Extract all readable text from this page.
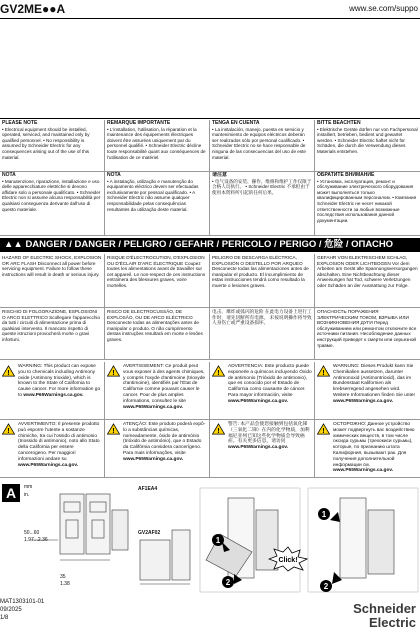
GV2ME●●A	www.se.com/suppo
PLEASE NOTE
• Electrical equipment should be installed, operated, serviced, and maintained only by qualified personnel. • No responsibility is assumed by Schneider Electric for any consequences arising out of the use of this material.
REMARQUE IMPORTANTE
• L'installation, l'utilisation, la réparation et la maintenance des équipements électriques doivent être assurées uniquement par du personnel qualifié. • Schneider Electric décline toute responsabilité quant aux conséquences de l'utilisation de ce matériel.
TENGA EN CUENTA
• La instalación, manejo, puesta en servicio y mantenimiento de equipos eléctricos deberán ser realizados sólo por personal cualificado. • Schneider Electric no se hace responsable de ninguna de las consecuencias del uso de este material.
BITTE BEACHTEN
• Elektrische Geräte dürfen nur von Fachpersonal installiert, betrieben, bedient und gewartet werden. • Schneider Electric haftet nicht für Schäden, die durch die Verwendung dieses Materials entstehen.
NOTA
• Manutenzione, riparazione, installazione e uso delle apparecchiature elettriche si devono affidare solo a personale qualificato. • Schneider Electric non si assume alcuna responsabilità per qualsiasi conseguenza derivante dall'uso di questo materiale.
NOTA
• A instalação, utilização e manutenção do equipamento eléctrico devem ser efectuadas exclusivamente por pessoal qualificado. • A Schneider Electric não assume qualquer responsabilidade pelas consequências resultantes da utilização deste material.
请注意
• 电气设备的安装、操作、维修和维护工作仅限于合格人员执行。 • Schneider Electric 不承担由于使用本资料所引起的任何后果。
ОБРАТИТЕ ВНИМАНИЕ
• Установка, эксплуатация, ремонт и обслуживание электрического оборудования может выполняться только квалифицированным персоналом. • Компания Schneider Electric не несет никакой ответственности за любые возможные последствия использования данной документации.
▲▲ DANGER / DANGER / PELIGRO / GEFAHR / PERICOLO / PERIGO / 危险 / ОПАСНО
HAZARD OF ELECTRIC SHOCK, EXPLOSION OR ARC FLASH Disconnect all power before servicing equipment. Failure to follow these instructions will result in death or serious injury.
RISQUE D'ÉLECTROCUTION, D'EXPLOSION OU D'ÉCLAIR D'ARC ÉLECTRIQUE Coupez toutes les alimentations avant de travailler sur cet appareil. Le non-respect de ces instructions entraînera des blessures graves, voire mortelles.
PELIGRO DE DESCARGA ELÉCTRICA, EXPLOSIÓN O DESTELLO POR ARQUEO Desconecte todas las alimentaciones antes de manipular el producto. El incumplimiento de estas instrucciones tendrá como resultado la muerte o lesiones graves.
GEFAHR VON ELEKTRISCHEM SCHLAG, EXPLOSION ODER LICHTBOGEN Vor dem Arbeiten am Gerät alle Spannungsversorgungen abschalten. Eine Nichtbeachtung dieser Anweisungen hat Tod, schwere Verletzungen oder Schäden an der Ausstattung zur Folge.
RISCHIO DI FOLGORAZIONE, ESPLOSIONI O ARCO ELETTRICO Scollegare l'apparecchio da tutti i circuiti di alimentazione prima di qualsiasi intervento. Il mancato rispetto di queste istruzioni provocherà morte o gravi infortuni.
RISCO DE ELECTROCUSSÃO, DE EXPLOSÃO, OU DE ARCO ELÉCTRICO Desconecte todas as alimentações antes de manipular o produto. O não cumprimento destas instruções resultará em morte e lesões graves.
电击、爆炸或弧闪的危险 在此电力设备上进行工作时，请先切断所有电源。 未按说明操作将导致人身伤亡或严重设备损坏。
ОПАСНОСТЬ ПОРАЖЕНИЯ ЭЛЕКТРИЧЕСКИМ ТОКОМ, ВЗРЫВА ИЛИ ВОЗНИКНОВЕНИЯ ДУГИ Перед обслуживанием или ремонтом отключите все источники питания. Несоблюдение данных инструкций приведет к смерти или серьезной травме.
!
WARNING: This product can expose you to chemicals including Antimony oxide (Antimony trioxide), which is known to the State of California to cause cancer. For more information go to www.P65Warnings.ca.gov.
!
AVERTISSEMENT: Ce produit peut vous exposer à des agents chimiques, y compris l'oxyde d'antimoine (trioxyde d'antimoine), identifiés par l'État de Californie comme pouvant causer le cancer. Pour de plus amples informations, consultez le site www.P65Warnings.ca.gov.
!
ADVERTENCIA: Este producto puede exponerle a químicos incluyendo Óxido de antimonio (Trióxido de antimonio), que es conocido por el Estado de California como causante de cáncer. Para mayor información, visite www.P65Warnings.ca.gov.
!
WARNUNG: Dieses Produkt kann Sie Chemikalien aussetzen, darunter Antimonoxid (Antimontrioxid), das im Bundesstaat Kalifornien als krebserregend angesehen wird. Weitere Informationen finden Sie unter www.P65Warnings.ca.gov.
!
AVVERTIMENTO: Il presente prodotto può esporre l'utente a sostanze chimiche, tra cui l'ossido di antimonio (triossido di antimonio), noto allo Stato della California per essere cancerogeno. Per maggiori informazioni andare su www.P65Warnings.ca.gov.
!
ATENÇÃO: Este produto poderá expô-lo a substâncias químicas, nomeadamente, óxido de antimónio (trióxido de antimónio), que o Estado da Califórnia considera cancerígeno. Para mais informações, visite www.P65Warnings.ca.gov.
!
警告: 本产品会使您接触到包括氧化锑（三氧化二锑）在内的化学物质，加利福尼亚州已知这些化学物质会导致癌症。有关更多信息，请访问 www.P65Warnings.ca.gov.
!
ОСТОРОЖНО: Данное устройство может подвергнуть вас воздействию химических веществ, в том числе оксида сурьмы (трехокиси сурьмы), которые, по признанию штата Калифорния, вызывают рак. Для получения дополнительной информации см. www.P65Warnings.ca.gov.
A	mm
in.
50...60
1.97...2.36
35
1.38
AF1EA4
GV2AF02
1
2
1
2
Click!
MAT1303101-01
09/2025
1/8
Schneider
Electric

* * * * * * *

» **Written request**: Search the data for "PELIGRO". Copy every matching line.

» **Answer in full**:
▲▲ DANGER / DANGER / PELIGRO / GEFAHR / PERICOLO / PERIGO / 危险 / ОПАСНО
PELIGRO DE DESCARGA ELÉCTRICA, EXPLOSIÓN O DESTELLO POR ARQUEO Desconecte todas las alimentaciones antes de manipular el producto. El incumplimiento de estas instrucciones tendrá como resultado la muerte o lesiones graves.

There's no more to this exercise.